--- BEGIN DATASET EXTRACT ---

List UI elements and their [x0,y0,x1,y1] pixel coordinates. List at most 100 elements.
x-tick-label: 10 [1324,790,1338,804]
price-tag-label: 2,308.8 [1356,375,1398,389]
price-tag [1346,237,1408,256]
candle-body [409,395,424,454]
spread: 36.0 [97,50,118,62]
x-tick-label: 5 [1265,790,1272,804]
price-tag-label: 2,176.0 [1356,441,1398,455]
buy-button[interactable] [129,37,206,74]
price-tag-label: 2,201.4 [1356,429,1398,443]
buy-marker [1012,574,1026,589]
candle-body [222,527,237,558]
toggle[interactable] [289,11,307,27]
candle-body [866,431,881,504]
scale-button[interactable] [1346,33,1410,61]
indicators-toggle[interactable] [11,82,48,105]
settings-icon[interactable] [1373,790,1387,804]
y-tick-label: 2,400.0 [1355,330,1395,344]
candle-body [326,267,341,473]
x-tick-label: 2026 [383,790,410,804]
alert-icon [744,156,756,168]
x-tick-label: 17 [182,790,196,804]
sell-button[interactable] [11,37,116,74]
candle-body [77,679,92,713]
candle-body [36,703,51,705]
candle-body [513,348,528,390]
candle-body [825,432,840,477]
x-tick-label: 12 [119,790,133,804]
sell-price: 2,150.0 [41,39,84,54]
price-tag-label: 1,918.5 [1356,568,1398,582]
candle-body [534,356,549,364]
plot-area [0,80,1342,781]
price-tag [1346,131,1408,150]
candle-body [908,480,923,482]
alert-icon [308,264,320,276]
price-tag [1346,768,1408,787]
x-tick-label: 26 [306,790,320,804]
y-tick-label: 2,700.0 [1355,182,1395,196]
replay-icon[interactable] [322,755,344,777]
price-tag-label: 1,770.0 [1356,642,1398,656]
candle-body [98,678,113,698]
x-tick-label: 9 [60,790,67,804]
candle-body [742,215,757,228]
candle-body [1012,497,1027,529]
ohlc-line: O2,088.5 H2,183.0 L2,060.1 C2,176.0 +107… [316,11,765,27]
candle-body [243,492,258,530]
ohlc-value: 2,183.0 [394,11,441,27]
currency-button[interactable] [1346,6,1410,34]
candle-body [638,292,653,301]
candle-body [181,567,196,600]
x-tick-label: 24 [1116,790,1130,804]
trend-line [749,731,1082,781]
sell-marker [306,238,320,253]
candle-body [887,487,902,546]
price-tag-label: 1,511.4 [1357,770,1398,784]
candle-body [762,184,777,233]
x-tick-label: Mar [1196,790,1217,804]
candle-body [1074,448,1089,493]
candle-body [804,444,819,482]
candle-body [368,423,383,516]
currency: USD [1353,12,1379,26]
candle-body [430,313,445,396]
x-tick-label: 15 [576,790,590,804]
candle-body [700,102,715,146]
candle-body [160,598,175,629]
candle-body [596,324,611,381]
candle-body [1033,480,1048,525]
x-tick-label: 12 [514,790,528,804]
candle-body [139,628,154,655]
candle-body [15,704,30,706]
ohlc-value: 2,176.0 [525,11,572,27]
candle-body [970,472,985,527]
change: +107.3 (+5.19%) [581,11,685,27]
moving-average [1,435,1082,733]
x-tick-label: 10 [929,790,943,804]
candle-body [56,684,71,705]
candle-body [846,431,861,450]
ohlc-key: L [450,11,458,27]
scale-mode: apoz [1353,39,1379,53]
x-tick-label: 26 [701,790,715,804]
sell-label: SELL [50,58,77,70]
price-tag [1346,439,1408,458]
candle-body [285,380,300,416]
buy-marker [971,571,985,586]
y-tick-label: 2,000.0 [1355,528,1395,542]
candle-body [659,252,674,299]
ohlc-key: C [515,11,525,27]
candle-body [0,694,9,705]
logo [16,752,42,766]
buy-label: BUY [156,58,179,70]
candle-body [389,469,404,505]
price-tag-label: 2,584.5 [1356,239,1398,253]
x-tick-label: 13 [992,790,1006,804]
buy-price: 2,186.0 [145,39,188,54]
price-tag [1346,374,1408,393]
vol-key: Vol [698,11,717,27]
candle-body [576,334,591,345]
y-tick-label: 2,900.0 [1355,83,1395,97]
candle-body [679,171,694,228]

--- END DATASET EXTRACT ---

PROBLEM STATEMENT:
Reproduce every line of the data above verbatim.

RESULT FOR THIS TASK:
List UI elements and their [x0,y0,x1,y1] pixel coordinates. List at most 100 elements.
x-tick-label: 10 [1324,790,1338,804]
price-tag-label: 2,308.8 [1356,375,1398,389]
price-tag [1346,237,1408,256]
candle-body [409,395,424,454]
spread: 36.0 [97,50,118,62]
x-tick-label: 5 [1265,790,1272,804]
price-tag-label: 2,176.0 [1356,441,1398,455]
buy-button[interactable] [129,37,206,74]
price-tag-label: 2,201.4 [1356,429,1398,443]
buy-marker [1012,574,1026,589]
candle-body [222,527,237,558]
toggle[interactable] [289,11,307,27]
candle-body [866,431,881,504]
scale-button[interactable] [1346,33,1410,61]
indicators-toggle[interactable] [11,82,48,105]
settings-icon[interactable] [1373,790,1387,804]
y-tick-label: 2,400.0 [1355,330,1395,344]
candle-body [326,267,341,473]
x-tick-label: 2026 [383,790,410,804]
alert-icon [744,156,756,168]
x-tick-label: 17 [182,790,196,804]
sell-button[interactable] [11,37,116,74]
candle-body [77,679,92,713]
candle-body [36,703,51,705]
candle-body [513,348,528,390]
candle-body [825,432,840,477]
x-tick-label: 12 [119,790,133,804]
sell-price: 2,150.0 [41,39,84,54]
price-tag-label: 1,918.5 [1356,568,1398,582]
candle-body [534,356,549,364]
plot-area [0,80,1342,781]
price-tag [1346,131,1408,150]
candle-body [908,480,923,482]
alert-icon [308,264,320,276]
price-tag [1346,768,1408,787]
x-tick-label: 26 [306,790,320,804]
y-tick-label: 2,700.0 [1355,182,1395,196]
replay-icon[interactable] [322,755,344,777]
price-tag-label: 1,770.0 [1356,642,1398,656]
candle-body [98,678,113,698]
x-tick-label: 9 [60,790,67,804]
candle-body [742,215,757,228]
candle-body [1012,497,1027,529]
ohlc-line: O2,088.5 H2,183.0 L2,060.1 C2,176.0 +107… [316,11,765,27]
candle-body [243,492,258,530]
ohlc-value: 2,183.0 [394,11,441,27]
currency-button[interactable] [1346,6,1410,34]
candle-body [638,292,653,301]
candle-body [181,567,196,600]
x-tick-label: 24 [1116,790,1130,804]
trend-line [749,731,1082,781]
sell-marker [306,238,320,253]
candle-body [887,487,902,546]
price-tag-label: 1,511.4 [1357,770,1398,784]
candle-body [762,184,777,233]
x-tick-label: Mar [1196,790,1217,804]
candle-body [1074,448,1089,493]
candle-body [804,444,819,482]
candle-body [368,423,383,516]
currency: USD [1353,12,1379,26]
candle-body [430,313,445,396]
x-tick-label: 15 [576,790,590,804]
candle-body [700,102,715,146]
candle-body [160,598,175,629]
candle-body [596,324,611,381]
candle-body [1033,480,1048,525]
x-tick-label: 12 [514,790,528,804]
candle-body [139,628,154,655]
candle-body [15,704,30,706]
ohlc-value: 2,176.0 [525,11,572,27]
candle-body [970,472,985,527]
change: +107.3 (+5.19%) [581,11,685,27]
moving-average [1,435,1082,733]
x-tick-label: 10 [929,790,943,804]
candle-body [56,684,71,705]
candle-body [846,431,861,450]
ohlc-key: L [450,11,458,27]
scale-mode: apoz [1353,39,1379,53]
x-tick-label: 26 [701,790,715,804]
sell-label: SELL [50,58,77,70]
price-tag [1346,439,1408,458]
candle-body [285,380,300,416]
buy-marker [971,571,985,586]
y-tick-label: 2,000.0 [1355,528,1395,542]
candle-body [659,252,674,299]
ohlc-key: C [515,11,525,27]
candle-body [0,694,9,705]
logo [16,752,42,766]
buy-label: BUY [156,58,179,70]
candle-body [389,469,404,505]
price-tag-label: 2,584.5 [1356,239,1398,253]
x-tick-label: 13 [992,790,1006,804]
buy-price: 2,186.0 [145,39,188,54]
price-tag [1346,374,1408,393]
vol-key: Vol [698,11,717,27]
candle-body [576,334,591,345]
y-tick-label: 2,900.0 [1355,83,1395,97]
candle-body [679,171,694,228]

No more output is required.